--- BEGIN RECORDS PROVIDED ---

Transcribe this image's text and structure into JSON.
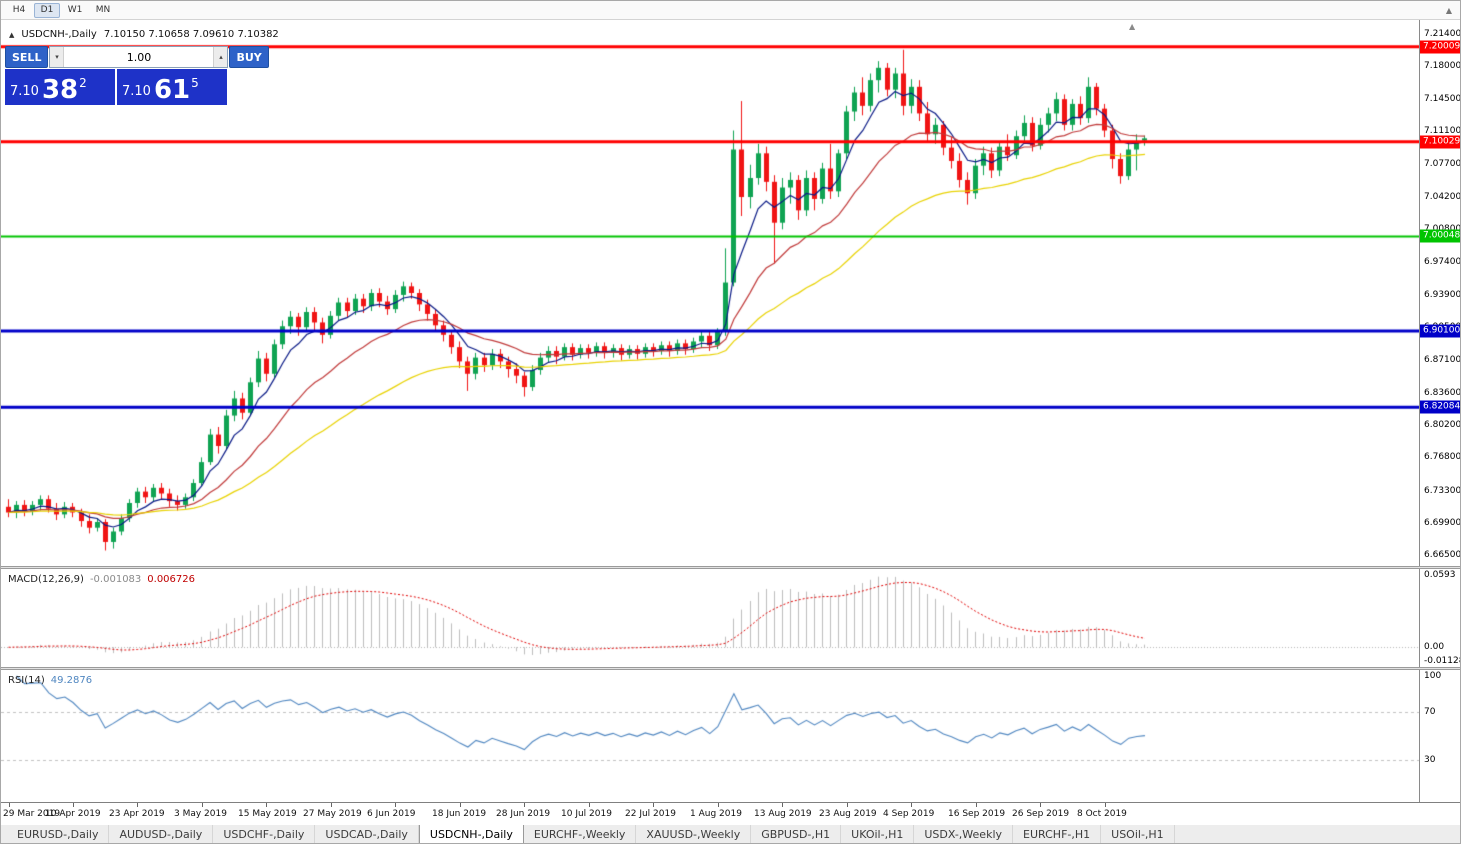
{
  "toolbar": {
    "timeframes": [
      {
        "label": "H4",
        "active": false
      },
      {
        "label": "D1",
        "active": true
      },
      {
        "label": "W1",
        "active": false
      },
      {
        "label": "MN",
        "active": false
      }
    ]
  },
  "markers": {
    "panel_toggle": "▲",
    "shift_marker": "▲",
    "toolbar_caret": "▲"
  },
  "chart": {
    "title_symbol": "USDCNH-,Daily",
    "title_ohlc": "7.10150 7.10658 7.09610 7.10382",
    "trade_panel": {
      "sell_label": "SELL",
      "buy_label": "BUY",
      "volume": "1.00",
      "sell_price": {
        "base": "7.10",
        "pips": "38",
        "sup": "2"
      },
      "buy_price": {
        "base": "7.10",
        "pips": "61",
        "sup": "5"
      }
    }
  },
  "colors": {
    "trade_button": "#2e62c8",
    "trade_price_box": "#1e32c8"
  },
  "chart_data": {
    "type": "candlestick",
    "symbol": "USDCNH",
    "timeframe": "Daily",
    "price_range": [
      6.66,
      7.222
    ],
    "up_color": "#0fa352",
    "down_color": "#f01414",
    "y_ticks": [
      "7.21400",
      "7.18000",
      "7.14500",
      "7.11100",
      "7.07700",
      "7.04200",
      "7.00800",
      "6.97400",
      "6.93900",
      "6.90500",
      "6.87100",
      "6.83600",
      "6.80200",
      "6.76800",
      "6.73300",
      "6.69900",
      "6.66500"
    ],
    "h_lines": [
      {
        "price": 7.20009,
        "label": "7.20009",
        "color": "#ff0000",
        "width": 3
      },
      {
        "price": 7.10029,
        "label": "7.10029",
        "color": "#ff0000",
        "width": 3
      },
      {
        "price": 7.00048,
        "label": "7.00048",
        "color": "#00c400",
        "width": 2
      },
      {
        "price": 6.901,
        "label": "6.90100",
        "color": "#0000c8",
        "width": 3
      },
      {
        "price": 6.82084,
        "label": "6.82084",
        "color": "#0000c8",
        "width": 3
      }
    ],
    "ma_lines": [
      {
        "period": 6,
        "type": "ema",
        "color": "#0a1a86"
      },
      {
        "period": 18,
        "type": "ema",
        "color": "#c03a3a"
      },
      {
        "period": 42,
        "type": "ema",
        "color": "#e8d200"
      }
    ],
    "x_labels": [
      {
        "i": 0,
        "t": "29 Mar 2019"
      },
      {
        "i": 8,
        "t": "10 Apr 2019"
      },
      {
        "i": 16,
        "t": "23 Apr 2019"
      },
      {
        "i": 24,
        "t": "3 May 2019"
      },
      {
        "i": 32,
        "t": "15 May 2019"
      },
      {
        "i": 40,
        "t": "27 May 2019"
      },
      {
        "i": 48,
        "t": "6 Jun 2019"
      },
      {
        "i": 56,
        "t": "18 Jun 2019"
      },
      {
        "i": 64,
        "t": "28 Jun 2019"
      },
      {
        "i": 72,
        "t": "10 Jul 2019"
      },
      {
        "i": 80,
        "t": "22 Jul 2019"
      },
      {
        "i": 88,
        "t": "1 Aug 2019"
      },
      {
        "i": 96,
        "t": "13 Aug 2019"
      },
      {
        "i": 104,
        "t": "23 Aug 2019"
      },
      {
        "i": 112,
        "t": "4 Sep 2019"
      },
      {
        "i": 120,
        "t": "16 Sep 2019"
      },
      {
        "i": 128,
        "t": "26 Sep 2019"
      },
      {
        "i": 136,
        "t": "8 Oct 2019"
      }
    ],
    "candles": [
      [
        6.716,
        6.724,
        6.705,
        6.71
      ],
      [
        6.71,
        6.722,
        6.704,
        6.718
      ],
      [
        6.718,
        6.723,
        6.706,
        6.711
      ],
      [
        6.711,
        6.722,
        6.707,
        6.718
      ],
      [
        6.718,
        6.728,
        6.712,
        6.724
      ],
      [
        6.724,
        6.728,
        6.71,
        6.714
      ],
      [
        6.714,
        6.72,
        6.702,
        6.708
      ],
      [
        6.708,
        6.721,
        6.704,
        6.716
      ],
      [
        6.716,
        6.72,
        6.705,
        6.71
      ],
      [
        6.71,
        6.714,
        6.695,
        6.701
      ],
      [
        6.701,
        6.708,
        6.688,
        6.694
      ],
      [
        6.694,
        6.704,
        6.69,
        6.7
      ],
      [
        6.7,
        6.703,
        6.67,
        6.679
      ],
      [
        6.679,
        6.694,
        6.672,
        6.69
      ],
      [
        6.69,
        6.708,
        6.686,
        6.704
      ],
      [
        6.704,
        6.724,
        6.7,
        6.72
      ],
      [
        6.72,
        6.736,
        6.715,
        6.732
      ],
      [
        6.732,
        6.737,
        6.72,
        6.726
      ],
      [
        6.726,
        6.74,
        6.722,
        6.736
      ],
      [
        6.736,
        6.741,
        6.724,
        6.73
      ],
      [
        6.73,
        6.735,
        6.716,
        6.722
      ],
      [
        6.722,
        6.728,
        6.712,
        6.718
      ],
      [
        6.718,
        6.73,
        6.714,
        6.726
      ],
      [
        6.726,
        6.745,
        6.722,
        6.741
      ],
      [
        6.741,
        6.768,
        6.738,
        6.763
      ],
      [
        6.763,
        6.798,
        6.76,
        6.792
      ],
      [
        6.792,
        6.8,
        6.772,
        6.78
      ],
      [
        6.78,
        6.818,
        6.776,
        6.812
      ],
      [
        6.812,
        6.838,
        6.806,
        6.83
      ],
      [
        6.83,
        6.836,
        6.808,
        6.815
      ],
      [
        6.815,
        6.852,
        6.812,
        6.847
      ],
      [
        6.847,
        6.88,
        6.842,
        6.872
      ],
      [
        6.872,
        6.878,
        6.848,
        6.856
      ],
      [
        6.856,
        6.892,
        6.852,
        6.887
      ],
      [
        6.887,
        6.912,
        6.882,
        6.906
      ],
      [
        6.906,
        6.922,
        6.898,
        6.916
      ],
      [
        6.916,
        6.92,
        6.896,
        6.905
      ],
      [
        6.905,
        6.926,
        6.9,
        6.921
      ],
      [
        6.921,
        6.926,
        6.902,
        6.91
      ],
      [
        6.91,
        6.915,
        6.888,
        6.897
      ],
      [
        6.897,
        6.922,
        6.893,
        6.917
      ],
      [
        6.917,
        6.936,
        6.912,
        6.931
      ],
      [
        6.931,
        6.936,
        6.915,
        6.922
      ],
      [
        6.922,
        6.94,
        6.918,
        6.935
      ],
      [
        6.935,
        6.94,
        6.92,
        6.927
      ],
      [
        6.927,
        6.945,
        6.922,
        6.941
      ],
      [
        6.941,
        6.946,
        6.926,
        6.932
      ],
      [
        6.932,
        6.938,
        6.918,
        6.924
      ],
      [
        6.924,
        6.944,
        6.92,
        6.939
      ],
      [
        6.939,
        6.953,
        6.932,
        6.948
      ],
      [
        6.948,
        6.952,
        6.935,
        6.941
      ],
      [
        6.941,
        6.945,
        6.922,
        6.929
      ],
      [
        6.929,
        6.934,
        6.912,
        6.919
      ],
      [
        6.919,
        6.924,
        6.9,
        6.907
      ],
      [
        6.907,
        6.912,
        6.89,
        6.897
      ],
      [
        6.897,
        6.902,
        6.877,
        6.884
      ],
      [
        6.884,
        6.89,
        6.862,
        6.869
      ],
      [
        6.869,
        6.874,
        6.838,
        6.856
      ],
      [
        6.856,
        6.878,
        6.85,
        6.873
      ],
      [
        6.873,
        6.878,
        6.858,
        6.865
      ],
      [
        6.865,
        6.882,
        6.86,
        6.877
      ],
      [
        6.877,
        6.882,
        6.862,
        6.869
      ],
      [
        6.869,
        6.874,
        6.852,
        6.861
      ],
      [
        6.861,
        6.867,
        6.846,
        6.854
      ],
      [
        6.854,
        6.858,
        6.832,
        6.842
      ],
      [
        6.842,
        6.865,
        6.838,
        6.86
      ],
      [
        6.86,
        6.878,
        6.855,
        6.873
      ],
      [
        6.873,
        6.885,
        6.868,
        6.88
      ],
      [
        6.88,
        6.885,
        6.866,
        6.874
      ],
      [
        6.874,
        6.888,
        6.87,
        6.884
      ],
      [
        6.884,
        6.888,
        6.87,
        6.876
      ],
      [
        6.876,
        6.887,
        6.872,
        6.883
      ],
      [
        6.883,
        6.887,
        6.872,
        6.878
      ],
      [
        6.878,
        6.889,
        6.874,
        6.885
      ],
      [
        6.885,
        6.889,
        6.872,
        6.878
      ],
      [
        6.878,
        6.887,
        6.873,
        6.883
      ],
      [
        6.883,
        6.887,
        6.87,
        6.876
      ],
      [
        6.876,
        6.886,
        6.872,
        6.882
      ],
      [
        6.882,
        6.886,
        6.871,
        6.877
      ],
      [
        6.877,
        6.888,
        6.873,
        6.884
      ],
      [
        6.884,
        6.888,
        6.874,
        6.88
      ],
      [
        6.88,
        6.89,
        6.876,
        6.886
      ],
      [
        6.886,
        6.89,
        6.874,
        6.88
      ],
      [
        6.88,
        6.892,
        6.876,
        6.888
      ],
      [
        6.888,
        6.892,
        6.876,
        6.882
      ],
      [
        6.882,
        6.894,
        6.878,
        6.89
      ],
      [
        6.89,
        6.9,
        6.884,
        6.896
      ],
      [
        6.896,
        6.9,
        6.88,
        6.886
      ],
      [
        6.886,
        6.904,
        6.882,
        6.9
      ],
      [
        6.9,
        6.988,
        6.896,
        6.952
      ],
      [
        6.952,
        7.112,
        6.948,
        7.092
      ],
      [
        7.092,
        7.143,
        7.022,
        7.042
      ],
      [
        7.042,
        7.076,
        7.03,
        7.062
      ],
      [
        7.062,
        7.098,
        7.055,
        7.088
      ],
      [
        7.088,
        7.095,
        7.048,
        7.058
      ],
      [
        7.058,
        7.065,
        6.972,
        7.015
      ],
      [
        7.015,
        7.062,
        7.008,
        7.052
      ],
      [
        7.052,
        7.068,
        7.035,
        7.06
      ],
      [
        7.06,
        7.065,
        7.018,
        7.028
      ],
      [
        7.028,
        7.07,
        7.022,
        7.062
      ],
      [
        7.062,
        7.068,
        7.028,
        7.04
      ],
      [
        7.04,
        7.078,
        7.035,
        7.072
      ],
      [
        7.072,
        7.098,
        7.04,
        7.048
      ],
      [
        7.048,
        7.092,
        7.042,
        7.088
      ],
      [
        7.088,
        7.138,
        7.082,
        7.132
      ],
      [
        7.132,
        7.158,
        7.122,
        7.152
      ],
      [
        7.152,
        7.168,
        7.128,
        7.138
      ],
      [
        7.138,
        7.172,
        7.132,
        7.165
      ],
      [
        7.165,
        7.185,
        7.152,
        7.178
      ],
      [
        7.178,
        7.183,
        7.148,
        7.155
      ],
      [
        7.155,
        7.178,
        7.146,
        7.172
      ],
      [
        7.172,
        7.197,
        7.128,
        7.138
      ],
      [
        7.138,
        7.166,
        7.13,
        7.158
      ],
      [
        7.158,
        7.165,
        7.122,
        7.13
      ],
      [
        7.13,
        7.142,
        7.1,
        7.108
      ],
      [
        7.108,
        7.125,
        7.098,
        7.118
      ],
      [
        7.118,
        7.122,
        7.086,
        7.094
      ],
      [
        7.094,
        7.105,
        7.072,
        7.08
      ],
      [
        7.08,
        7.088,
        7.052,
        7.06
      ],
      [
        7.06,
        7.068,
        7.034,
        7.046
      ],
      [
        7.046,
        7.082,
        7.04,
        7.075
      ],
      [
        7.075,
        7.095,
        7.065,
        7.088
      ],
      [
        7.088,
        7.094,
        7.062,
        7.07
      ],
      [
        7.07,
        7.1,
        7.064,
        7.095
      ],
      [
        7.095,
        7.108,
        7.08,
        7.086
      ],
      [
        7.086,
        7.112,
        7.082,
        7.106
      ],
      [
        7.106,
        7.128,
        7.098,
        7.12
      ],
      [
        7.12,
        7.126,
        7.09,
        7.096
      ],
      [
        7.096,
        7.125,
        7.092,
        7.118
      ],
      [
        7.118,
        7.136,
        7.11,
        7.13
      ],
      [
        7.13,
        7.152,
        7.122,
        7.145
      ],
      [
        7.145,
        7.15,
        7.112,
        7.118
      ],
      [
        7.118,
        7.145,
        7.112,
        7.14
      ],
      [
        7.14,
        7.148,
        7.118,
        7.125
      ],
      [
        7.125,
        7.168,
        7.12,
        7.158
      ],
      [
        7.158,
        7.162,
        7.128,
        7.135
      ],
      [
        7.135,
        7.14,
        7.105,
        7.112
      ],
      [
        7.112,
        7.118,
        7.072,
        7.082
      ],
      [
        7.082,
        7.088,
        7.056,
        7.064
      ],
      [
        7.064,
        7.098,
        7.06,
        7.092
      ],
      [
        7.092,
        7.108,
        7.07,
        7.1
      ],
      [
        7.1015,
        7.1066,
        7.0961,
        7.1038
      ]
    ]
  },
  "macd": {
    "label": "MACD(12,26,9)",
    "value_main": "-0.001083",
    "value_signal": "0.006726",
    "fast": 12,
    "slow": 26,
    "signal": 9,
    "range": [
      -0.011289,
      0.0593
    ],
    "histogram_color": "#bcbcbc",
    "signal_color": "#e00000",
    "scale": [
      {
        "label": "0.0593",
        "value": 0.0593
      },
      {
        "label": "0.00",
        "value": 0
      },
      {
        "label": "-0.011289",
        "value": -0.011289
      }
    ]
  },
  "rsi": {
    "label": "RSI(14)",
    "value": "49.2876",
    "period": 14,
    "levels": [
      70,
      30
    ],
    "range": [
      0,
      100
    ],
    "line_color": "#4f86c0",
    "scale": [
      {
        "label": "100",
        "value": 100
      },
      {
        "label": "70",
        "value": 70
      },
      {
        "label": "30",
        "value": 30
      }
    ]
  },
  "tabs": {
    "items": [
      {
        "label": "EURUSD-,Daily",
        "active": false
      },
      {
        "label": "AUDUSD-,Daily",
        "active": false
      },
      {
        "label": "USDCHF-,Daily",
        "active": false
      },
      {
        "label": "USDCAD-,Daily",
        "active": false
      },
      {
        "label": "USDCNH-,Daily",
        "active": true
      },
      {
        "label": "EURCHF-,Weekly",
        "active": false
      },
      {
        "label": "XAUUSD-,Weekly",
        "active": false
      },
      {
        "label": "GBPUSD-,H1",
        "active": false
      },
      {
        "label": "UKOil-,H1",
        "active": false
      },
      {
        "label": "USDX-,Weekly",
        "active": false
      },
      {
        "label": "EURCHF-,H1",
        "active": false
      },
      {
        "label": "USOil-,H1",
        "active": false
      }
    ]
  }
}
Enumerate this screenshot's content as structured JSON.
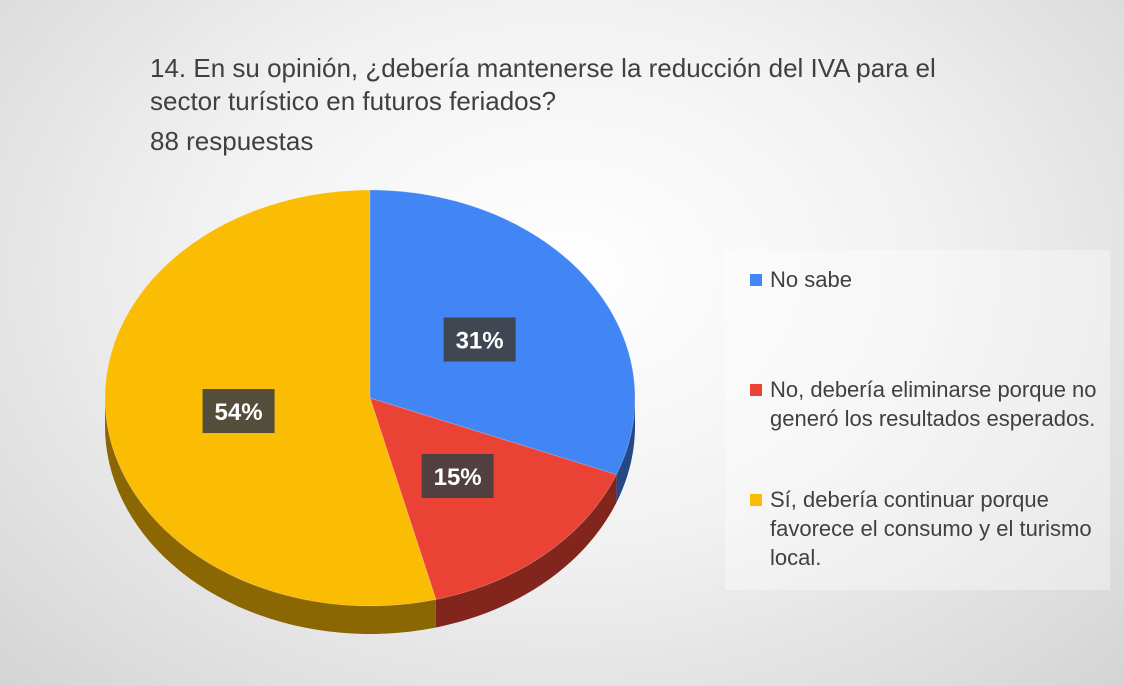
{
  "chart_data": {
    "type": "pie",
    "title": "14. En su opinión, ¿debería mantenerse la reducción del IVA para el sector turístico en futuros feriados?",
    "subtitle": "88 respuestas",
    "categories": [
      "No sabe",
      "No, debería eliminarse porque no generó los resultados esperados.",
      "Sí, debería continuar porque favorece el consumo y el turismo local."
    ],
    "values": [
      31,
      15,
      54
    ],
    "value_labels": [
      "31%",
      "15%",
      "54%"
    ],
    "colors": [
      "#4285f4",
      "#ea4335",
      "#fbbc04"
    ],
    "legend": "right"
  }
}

--- END RECORDS PROVIDED ---

> [OBJECTIVE]: Each line from the one containing "Enumerate this screenshot's" through the last line of the listing is to be given again exactly, with no pictures and no other lines.

> [EXERCISE SOLUTION]:
Enumerate this screenshot's content as structured JSON.
{
  "chart_data": {
    "type": "pie",
    "title": "14. En su opinión, ¿debería mantenerse la reducción del IVA para el sector turístico en futuros feriados?",
    "subtitle": "88 respuestas",
    "categories": [
      "No sabe",
      "No, debería eliminarse porque no generó los resultados esperados.",
      "Sí, debería continuar porque favorece el consumo y el turismo local."
    ],
    "values": [
      31,
      15,
      54
    ],
    "value_labels": [
      "31%",
      "15%",
      "54%"
    ],
    "colors": [
      "#4285f4",
      "#ea4335",
      "#fbbc04"
    ],
    "legend": "right"
  }
}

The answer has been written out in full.